- [SELECTED EXCERPT]

* * * * * * * * *

Note: we had to import the `array` module; the `array` data type is included in the Specialized Types portion of the Standard Library.
![Data Type Hierarchy](img/L4_Standard_Data_Types.png)

# Introducing NumPy Arrays (the `ndarray` type)
NumPy arrays are like standard arrays on steroids, with indexing, slicing, copying, etc. **plus** 
- **Type coercion** so you don’t get errors when you mix strings with floats
- **Elementwise** versions of `*`, `/`, `+`, `-`, boolean comparisons, etc. that **eliminate the need for most for loops**
- Methods for **descriptive statistics** and other common calculations
- Support for **linear algebra** operations (dot prod, cross prod, etc.)
- **Streamlined file Input / Output** for 2D tabular data

# Implications for Analysts
- Working with tabular data in **vanilla Python can be tedious and error-prone.**
- NumPy simplifies things by **automating away** most of the tedium of loops, if statements, etc.

* * * * * * * * *

- [LISTED ENTRIES]
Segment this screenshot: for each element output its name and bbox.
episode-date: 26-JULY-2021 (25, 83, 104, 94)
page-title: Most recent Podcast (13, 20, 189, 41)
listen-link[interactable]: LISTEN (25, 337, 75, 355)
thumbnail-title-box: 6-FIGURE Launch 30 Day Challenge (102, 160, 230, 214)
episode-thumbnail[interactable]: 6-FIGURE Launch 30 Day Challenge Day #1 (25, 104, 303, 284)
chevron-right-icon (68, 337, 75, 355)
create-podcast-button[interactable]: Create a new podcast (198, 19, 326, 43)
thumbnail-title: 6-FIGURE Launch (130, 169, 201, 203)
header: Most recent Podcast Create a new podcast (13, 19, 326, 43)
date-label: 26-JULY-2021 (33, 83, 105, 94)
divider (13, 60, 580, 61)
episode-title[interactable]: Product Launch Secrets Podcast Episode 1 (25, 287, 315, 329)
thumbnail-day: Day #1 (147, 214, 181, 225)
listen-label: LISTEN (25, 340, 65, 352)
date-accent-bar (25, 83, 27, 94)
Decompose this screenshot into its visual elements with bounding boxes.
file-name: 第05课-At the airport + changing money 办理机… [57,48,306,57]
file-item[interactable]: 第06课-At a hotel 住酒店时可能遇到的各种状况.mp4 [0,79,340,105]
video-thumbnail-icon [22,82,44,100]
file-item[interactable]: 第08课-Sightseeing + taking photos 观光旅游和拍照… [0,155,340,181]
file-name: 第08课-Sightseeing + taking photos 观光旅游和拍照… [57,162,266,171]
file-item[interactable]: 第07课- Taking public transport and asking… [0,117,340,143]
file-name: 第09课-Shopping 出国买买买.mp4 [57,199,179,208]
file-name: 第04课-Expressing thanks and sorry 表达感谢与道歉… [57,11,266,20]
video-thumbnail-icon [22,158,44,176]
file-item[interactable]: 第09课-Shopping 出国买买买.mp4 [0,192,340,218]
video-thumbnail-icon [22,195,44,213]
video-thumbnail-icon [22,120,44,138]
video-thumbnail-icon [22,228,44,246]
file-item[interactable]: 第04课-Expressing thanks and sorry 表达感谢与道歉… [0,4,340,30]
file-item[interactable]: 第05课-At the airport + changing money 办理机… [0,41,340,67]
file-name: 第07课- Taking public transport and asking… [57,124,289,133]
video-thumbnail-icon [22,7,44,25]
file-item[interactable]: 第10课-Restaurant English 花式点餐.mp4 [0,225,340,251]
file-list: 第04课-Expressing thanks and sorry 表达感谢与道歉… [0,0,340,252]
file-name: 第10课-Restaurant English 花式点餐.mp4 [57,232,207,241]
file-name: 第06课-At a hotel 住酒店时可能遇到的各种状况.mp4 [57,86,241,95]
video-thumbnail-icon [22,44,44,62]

* * * * * * * * *

- [PROBLEMS AND TASKS]
1. In the NumPy arrays text, write out the passage from "# Introducing NumPy" to "cross prod, etc.)".
2. According to the NumPy arrays text, which portion of the Standard Library includes the `array` data type?

- [OUTPUTS FOR THE TASKS]
1.
# Introducing NumPy Arrays (the `ndarray` type)
NumPy arrays are like standard arrays on steroids, with indexing, slicing, copying, etc. **plus** 
- **Type coercion** so you don’t get errors when you mix strings with floats
- **Elementwise** versions of `*`, `/`, `+`, `-`, boolean comparisons, etc. that **eliminate the need for most for loops**
- Methods for **descriptive statistics** and other common calculations
- Support for **linear algebra** operations (dot prod, cross prod, etc.)

2. The Specialized Types portion.